→ **Directions for this task**: Reproduce the records below exactly, leaving out any pictures.

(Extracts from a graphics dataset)
-- Begin --
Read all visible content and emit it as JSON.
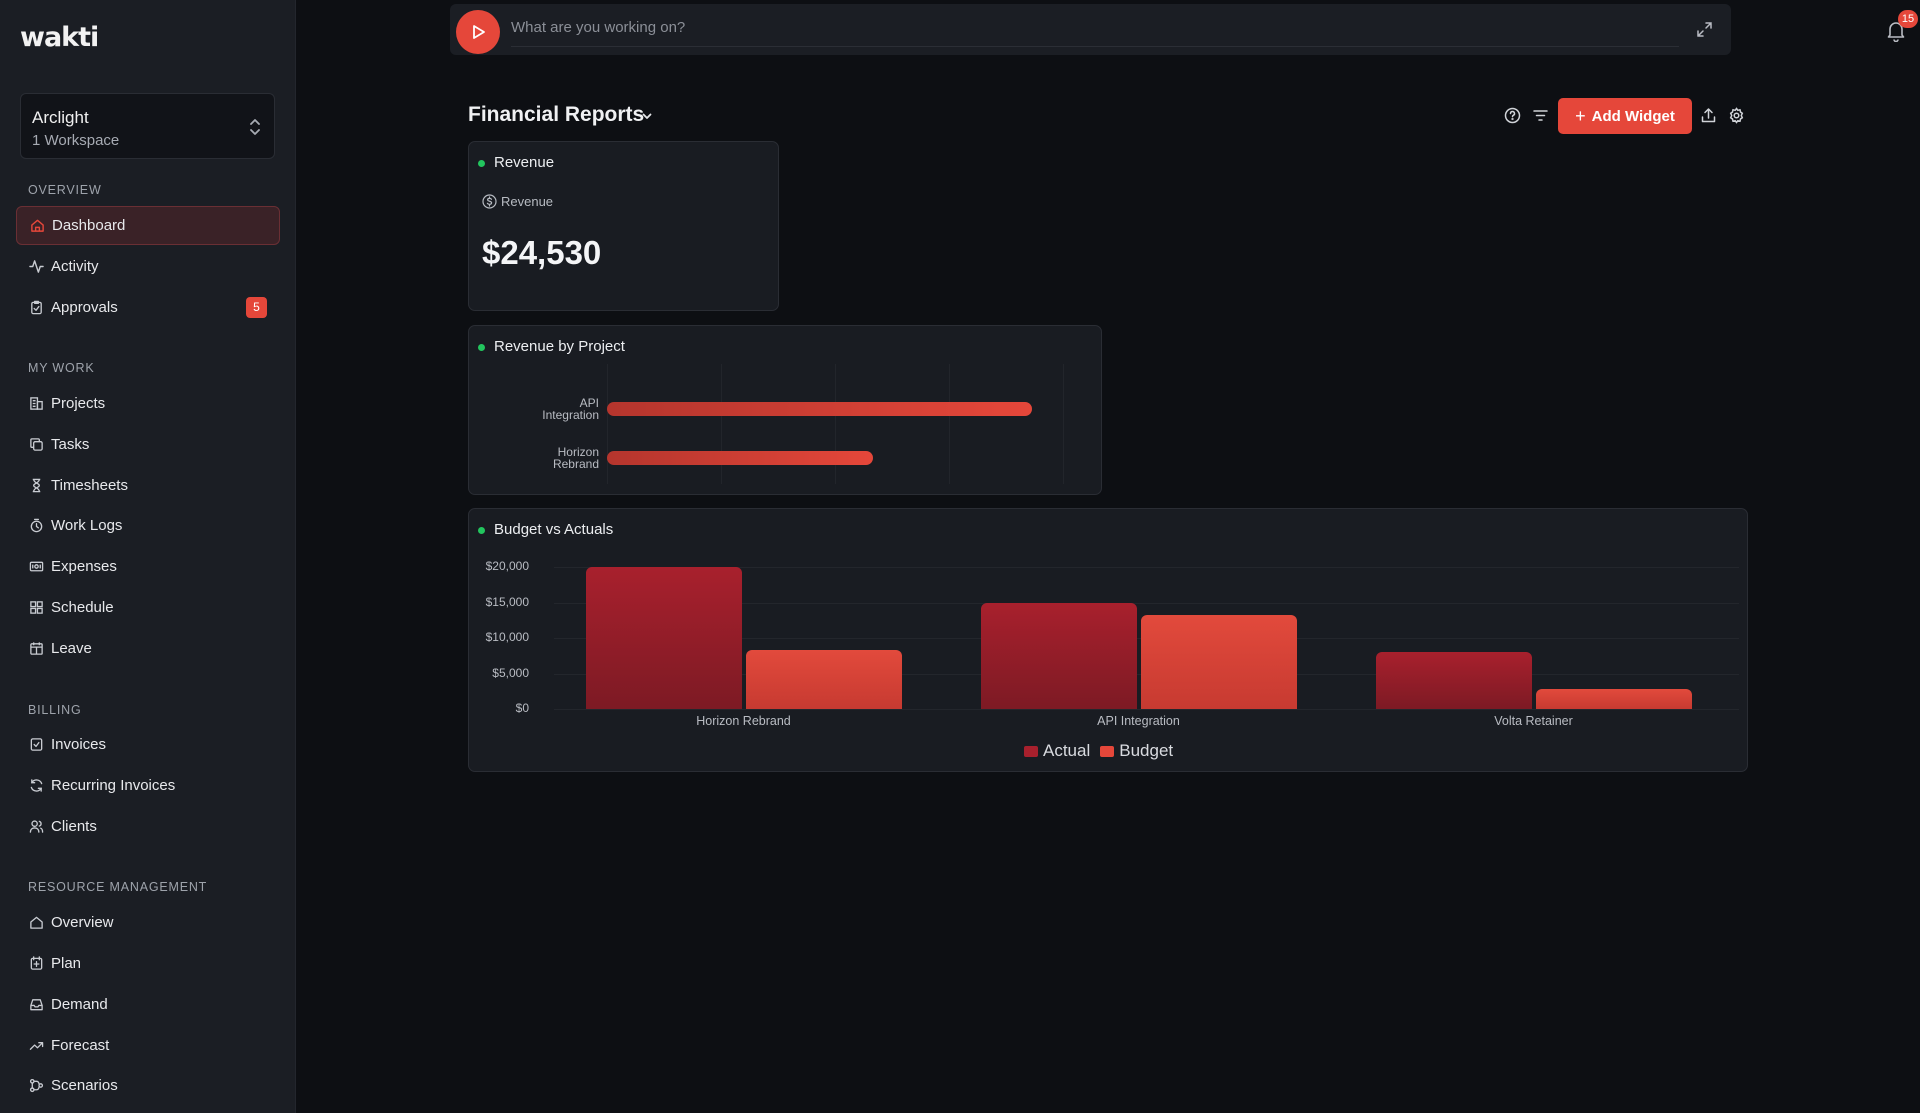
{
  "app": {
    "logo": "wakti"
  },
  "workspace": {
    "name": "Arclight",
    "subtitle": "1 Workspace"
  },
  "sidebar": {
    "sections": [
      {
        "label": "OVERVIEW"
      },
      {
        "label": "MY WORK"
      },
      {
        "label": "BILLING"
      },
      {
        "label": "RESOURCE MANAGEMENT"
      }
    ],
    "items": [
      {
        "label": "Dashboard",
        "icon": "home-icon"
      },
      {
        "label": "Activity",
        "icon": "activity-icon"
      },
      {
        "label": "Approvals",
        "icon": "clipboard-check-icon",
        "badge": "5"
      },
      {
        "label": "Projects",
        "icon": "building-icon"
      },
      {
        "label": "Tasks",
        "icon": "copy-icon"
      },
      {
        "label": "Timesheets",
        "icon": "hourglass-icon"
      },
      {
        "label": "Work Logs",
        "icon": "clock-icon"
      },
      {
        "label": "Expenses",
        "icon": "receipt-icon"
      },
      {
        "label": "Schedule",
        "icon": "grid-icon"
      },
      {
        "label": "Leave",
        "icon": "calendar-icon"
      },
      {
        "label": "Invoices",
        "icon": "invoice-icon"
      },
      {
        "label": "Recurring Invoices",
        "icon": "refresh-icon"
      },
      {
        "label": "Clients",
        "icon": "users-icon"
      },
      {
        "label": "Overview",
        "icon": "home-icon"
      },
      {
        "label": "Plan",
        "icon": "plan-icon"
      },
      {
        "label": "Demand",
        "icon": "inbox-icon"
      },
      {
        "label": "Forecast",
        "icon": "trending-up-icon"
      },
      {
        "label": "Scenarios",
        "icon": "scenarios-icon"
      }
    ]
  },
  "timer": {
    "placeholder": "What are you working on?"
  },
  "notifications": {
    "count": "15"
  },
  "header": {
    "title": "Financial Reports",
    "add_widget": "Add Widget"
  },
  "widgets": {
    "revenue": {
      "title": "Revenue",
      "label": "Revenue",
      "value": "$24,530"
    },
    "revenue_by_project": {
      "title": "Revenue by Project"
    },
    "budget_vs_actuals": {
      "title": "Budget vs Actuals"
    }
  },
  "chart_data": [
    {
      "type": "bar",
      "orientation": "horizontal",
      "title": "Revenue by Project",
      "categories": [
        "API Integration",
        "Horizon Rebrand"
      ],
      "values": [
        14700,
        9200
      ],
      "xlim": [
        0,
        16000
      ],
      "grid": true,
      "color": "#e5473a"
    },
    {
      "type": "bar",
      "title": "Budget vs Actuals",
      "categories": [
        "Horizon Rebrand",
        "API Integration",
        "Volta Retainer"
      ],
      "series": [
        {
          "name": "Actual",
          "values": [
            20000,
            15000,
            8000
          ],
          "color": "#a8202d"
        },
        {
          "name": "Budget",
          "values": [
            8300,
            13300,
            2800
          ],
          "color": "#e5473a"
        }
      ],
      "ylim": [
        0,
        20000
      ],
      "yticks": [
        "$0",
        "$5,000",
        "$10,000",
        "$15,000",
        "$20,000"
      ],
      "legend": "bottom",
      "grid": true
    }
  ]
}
-- End --
→ **The completed task**:
Read all visible content and emit it as JSON.
{
  "app": {
    "logo": "wakti"
  },
  "workspace": {
    "name": "Arclight",
    "subtitle": "1 Workspace"
  },
  "sidebar": {
    "sections": [
      {
        "label": "OVERVIEW"
      },
      {
        "label": "MY WORK"
      },
      {
        "label": "BILLING"
      },
      {
        "label": "RESOURCE MANAGEMENT"
      }
    ],
    "items": [
      {
        "label": "Dashboard",
        "icon": "home-icon"
      },
      {
        "label": "Activity",
        "icon": "activity-icon"
      },
      {
        "label": "Approvals",
        "icon": "clipboard-check-icon",
        "badge": "5"
      },
      {
        "label": "Projects",
        "icon": "building-icon"
      },
      {
        "label": "Tasks",
        "icon": "copy-icon"
      },
      {
        "label": "Timesheets",
        "icon": "hourglass-icon"
      },
      {
        "label": "Work Logs",
        "icon": "clock-icon"
      },
      {
        "label": "Expenses",
        "icon": "receipt-icon"
      },
      {
        "label": "Schedule",
        "icon": "grid-icon"
      },
      {
        "label": "Leave",
        "icon": "calendar-icon"
      },
      {
        "label": "Invoices",
        "icon": "invoice-icon"
      },
      {
        "label": "Recurring Invoices",
        "icon": "refresh-icon"
      },
      {
        "label": "Clients",
        "icon": "users-icon"
      },
      {
        "label": "Overview",
        "icon": "home-icon"
      },
      {
        "label": "Plan",
        "icon": "plan-icon"
      },
      {
        "label": "Demand",
        "icon": "inbox-icon"
      },
      {
        "label": "Forecast",
        "icon": "trending-up-icon"
      },
      {
        "label": "Scenarios",
        "icon": "scenarios-icon"
      }
    ]
  },
  "timer": {
    "placeholder": "What are you working on?"
  },
  "notifications": {
    "count": "15"
  },
  "header": {
    "title": "Financial Reports",
    "add_widget": "Add Widget"
  },
  "widgets": {
    "revenue": {
      "title": "Revenue",
      "label": "Revenue",
      "value": "$24,530"
    },
    "revenue_by_project": {
      "title": "Revenue by Project"
    },
    "budget_vs_actuals": {
      "title": "Budget vs Actuals"
    }
  },
  "chart_data": [
    {
      "type": "bar",
      "orientation": "horizontal",
      "title": "Revenue by Project",
      "categories": [
        "API Integration",
        "Horizon Rebrand"
      ],
      "values": [
        14700,
        9200
      ],
      "xlim": [
        0,
        16000
      ],
      "grid": true,
      "color": "#e5473a"
    },
    {
      "type": "bar",
      "title": "Budget vs Actuals",
      "categories": [
        "Horizon Rebrand",
        "API Integration",
        "Volta Retainer"
      ],
      "series": [
        {
          "name": "Actual",
          "values": [
            20000,
            15000,
            8000
          ],
          "color": "#a8202d"
        },
        {
          "name": "Budget",
          "values": [
            8300,
            13300,
            2800
          ],
          "color": "#e5473a"
        }
      ],
      "ylim": [
        0,
        20000
      ],
      "yticks": [
        "$0",
        "$5,000",
        "$10,000",
        "$15,000",
        "$20,000"
      ],
      "legend": "bottom",
      "grid": true
    }
  ]
}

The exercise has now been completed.